§ **What is asked**: Each entry has to be copied exactly, with nothing missed.
_ _ _ _ _ _ _
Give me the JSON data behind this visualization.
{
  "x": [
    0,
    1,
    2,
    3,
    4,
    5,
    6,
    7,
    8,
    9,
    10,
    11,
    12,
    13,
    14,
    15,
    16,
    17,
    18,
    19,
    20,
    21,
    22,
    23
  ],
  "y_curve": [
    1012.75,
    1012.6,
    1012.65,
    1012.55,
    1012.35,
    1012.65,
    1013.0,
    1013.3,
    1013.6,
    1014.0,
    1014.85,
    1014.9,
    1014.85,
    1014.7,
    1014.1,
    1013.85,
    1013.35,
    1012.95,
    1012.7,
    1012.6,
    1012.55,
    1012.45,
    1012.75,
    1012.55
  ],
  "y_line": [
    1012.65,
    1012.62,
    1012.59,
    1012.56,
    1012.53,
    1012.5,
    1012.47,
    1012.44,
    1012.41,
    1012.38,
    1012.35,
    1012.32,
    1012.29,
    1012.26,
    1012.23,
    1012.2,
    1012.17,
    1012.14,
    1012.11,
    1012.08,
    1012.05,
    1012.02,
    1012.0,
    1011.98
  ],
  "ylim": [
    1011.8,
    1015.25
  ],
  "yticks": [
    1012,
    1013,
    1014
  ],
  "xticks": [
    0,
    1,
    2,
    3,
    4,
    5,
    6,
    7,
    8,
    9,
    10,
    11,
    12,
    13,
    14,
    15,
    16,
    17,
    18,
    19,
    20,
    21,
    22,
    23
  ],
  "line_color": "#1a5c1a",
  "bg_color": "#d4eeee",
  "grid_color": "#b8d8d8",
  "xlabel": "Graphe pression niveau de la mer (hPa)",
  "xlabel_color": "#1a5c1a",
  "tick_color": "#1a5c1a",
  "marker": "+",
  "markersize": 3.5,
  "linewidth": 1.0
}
_ _ _ _ _ _ _
§ **Written solution**:
Give me the JSON data behind this visualization.
{
  "x": [
    0,
    1,
    2,
    3,
    4,
    5,
    6,
    7,
    8,
    9,
    10,
    11,
    12,
    13,
    14,
    15,
    16,
    17,
    18,
    19,
    20,
    21,
    22,
    23
  ],
  "y_curve": [
    1012.75,
    1012.6,
    1012.65,
    1012.55,
    1012.35,
    1012.65,
    1013.0,
    1013.3,
    1013.6,
    1014.0,
    1014.85,
    1014.9,
    1014.85,
    1014.7,
    1014.1,
    1013.85,
    1013.35,
    1012.95,
    1012.7,
    1012.6,
    1012.55,
    1012.45,
    1012.75,
    1012.55
  ],
  "y_line": [
    1012.65,
    1012.62,
    1012.59,
    1012.56,
    1012.53,
    1012.5,
    1012.47,
    1012.44,
    1012.41,
    1012.38,
    1012.35,
    1012.32,
    1012.29,
    1012.26,
    1012.23,
    1012.2,
    1012.17,
    1012.14,
    1012.11,
    1012.08,
    1012.05,
    1012.02,
    1012.0,
    1011.98
  ],
  "ylim": [
    1011.8,
    1015.25
  ],
  "yticks": [
    1012,
    1013,
    1014
  ],
  "xticks": [
    0,
    1,
    2,
    3,
    4,
    5,
    6,
    7,
    8,
    9,
    10,
    11,
    12,
    13,
    14,
    15,
    16,
    17,
    18,
    19,
    20,
    21,
    22,
    23
  ],
  "line_color": "#1a5c1a",
  "bg_color": "#d4eeee",
  "grid_color": "#b8d8d8",
  "xlabel": "Graphe pression niveau de la mer (hPa)",
  "xlabel_color": "#1a5c1a",
  "tick_color": "#1a5c1a",
  "marker": "+",
  "markersize": 3.5,
  "linewidth": 1.0
}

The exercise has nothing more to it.